Repeat each line exactly, leaving nothing out.

§ **RECORDS FOR THIS TASK**:
━━━━━━━━━━

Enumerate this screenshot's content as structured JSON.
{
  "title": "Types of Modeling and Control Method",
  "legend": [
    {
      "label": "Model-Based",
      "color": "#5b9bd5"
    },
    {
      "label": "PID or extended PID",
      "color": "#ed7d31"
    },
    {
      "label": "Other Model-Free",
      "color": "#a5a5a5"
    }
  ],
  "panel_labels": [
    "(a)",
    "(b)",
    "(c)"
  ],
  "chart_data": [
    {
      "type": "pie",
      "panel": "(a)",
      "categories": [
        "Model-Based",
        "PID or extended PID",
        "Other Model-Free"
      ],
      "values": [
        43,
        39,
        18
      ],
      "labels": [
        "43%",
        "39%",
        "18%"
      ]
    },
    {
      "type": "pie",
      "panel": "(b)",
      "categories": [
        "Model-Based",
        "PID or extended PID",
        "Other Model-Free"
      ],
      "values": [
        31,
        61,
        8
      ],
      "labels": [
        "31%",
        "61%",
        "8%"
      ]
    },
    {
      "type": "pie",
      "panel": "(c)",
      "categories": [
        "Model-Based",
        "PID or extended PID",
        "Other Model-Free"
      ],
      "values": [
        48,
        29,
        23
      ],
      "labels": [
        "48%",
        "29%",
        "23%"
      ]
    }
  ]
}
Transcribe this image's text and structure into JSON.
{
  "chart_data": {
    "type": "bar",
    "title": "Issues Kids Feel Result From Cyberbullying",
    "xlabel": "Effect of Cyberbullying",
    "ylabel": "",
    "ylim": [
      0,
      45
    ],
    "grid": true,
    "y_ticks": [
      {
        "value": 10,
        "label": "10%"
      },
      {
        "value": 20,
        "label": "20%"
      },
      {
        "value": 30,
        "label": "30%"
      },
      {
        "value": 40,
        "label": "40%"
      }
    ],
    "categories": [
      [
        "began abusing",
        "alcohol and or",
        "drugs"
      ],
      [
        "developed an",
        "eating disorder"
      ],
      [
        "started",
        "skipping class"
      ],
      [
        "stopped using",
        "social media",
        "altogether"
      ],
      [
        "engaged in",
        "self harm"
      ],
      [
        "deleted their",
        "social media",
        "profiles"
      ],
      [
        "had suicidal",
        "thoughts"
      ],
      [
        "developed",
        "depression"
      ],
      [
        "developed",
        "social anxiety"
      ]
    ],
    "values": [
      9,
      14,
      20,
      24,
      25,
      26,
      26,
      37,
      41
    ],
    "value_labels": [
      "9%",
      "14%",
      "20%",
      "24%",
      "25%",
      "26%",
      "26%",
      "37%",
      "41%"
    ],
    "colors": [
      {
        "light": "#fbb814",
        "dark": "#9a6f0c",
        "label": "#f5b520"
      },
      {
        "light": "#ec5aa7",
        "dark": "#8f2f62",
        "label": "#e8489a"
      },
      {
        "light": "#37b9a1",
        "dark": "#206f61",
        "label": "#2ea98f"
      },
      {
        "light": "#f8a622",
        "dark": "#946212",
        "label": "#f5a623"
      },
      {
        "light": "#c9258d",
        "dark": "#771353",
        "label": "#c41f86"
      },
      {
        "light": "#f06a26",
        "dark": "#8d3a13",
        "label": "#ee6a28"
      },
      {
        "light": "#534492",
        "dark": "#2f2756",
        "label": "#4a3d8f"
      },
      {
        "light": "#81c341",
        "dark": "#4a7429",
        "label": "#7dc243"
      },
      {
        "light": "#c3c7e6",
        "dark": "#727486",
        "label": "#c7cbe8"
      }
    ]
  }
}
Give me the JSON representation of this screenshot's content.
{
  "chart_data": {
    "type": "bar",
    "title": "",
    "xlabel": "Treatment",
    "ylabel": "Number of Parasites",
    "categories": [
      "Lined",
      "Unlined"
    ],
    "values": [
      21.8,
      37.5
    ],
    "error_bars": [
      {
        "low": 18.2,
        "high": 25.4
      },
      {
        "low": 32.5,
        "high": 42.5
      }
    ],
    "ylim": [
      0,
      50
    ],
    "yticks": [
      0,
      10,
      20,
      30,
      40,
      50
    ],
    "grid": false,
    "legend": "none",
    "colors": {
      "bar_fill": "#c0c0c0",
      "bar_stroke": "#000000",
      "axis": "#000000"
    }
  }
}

━━━━━━━━━━

§ **ANSWER TO THIS TASK**:
Enumerate this screenshot's content as structured JSON.
{
  "title": "Types of Modeling and Control Method",
  "legend": [
    {
      "label": "Model-Based",
      "color": "#5b9bd5"
    },
    {
      "label": "PID or extended PID",
      "color": "#ed7d31"
    },
    {
      "label": "Other Model-Free",
      "color": "#a5a5a5"
    }
  ],
  "panel_labels": [
    "(a)",
    "(b)",
    "(c)"
  ],
  "chart_data": [
    {
      "type": "pie",
      "panel": "(a)",
      "categories": [
        "Model-Based",
        "PID or extended PID",
        "Other Model-Free"
      ],
      "values": [
        43,
        39,
        18
      ],
      "labels": [
        "43%",
        "39%",
        "18%"
      ]
    },
    {
      "type": "pie",
      "panel": "(b)",
      "categories": [
        "Model-Based",
        "PID or extended PID",
        "Other Model-Free"
      ],
      "values": [
        31,
        61,
        8
      ],
      "labels": [
        "31%",
        "61%",
        "8%"
      ]
    },
    {
      "type": "pie",
      "panel": "(c)",
      "categories": [
        "Model-Based",
        "PID or extended PID",
        "Other Model-Free"
      ],
      "values": [
        48,
        29,
        23
      ],
      "labels": [
        "48%",
        "29%",
        "23%"
      ]
    }
  ]
}
Transcribe this image's text and structure into JSON.
{
  "chart_data": {
    "type": "bar",
    "title": "Issues Kids Feel Result From Cyberbullying",
    "xlabel": "Effect of Cyberbullying",
    "ylabel": "",
    "ylim": [
      0,
      45
    ],
    "grid": true,
    "y_ticks": [
      {
        "value": 10,
        "label": "10%"
      },
      {
        "value": 20,
        "label": "20%"
      },
      {
        "value": 30,
        "label": "30%"
      },
      {
        "value": 40,
        "label": "40%"
      }
    ],
    "categories": [
      [
        "began abusing",
        "alcohol and or",
        "drugs"
      ],
      [
        "developed an",
        "eating disorder"
      ],
      [
        "started",
        "skipping class"
      ],
      [
        "stopped using",
        "social media",
        "altogether"
      ],
      [
        "engaged in",
        "self harm"
      ],
      [
        "deleted their",
        "social media",
        "profiles"
      ],
      [
        "had suicidal",
        "thoughts"
      ],
      [
        "developed",
        "depression"
      ],
      [
        "developed",
        "social anxiety"
      ]
    ],
    "values": [
      9,
      14,
      20,
      24,
      25,
      26,
      26,
      37,
      41
    ],
    "value_labels": [
      "9%",
      "14%",
      "20%",
      "24%",
      "25%",
      "26%",
      "26%",
      "37%",
      "41%"
    ],
    "colors": [
      {
        "light": "#fbb814",
        "dark": "#9a6f0c",
        "label": "#f5b520"
      },
      {
        "light": "#ec5aa7",
        "dark": "#8f2f62",
        "label": "#e8489a"
      },
      {
        "light": "#37b9a1",
        "dark": "#206f61",
        "label": "#2ea98f"
      },
      {
        "light": "#f8a622",
        "dark": "#946212",
        "label": "#f5a623"
      },
      {
        "light": "#c9258d",
        "dark": "#771353",
        "label": "#c41f86"
      },
      {
        "light": "#f06a26",
        "dark": "#8d3a13",
        "label": "#ee6a28"
      },
      {
        "light": "#534492",
        "dark": "#2f2756",
        "label": "#4a3d8f"
      },
      {
        "light": "#81c341",
        "dark": "#4a7429",
        "label": "#7dc243"
      },
      {
        "light": "#c3c7e6",
        "dark": "#727486",
        "label": "#c7cbe8"
      }
    ]
  }
}
Give me the JSON representation of this screenshot's content.
{
  "chart_data": {
    "type": "bar",
    "title": "",
    "xlabel": "Treatment",
    "ylabel": "Number of Parasites",
    "categories": [
      "Lined",
      "Unlined"
    ],
    "values": [
      21.8,
      37.5
    ],
    "error_bars": [
      {
        "low": 18.2,
        "high": 25.4
      },
      {
        "low": 32.5,
        "high": 42.5
      }
    ],
    "ylim": [
      0,
      50
    ],
    "yticks": [
      0,
      10,
      20,
      30,
      40,
      50
    ],
    "grid": false,
    "legend": "none",
    "colors": {
      "bar_fill": "#c0c0c0",
      "bar_stroke": "#000000",
      "axis": "#000000"
    }
  }
}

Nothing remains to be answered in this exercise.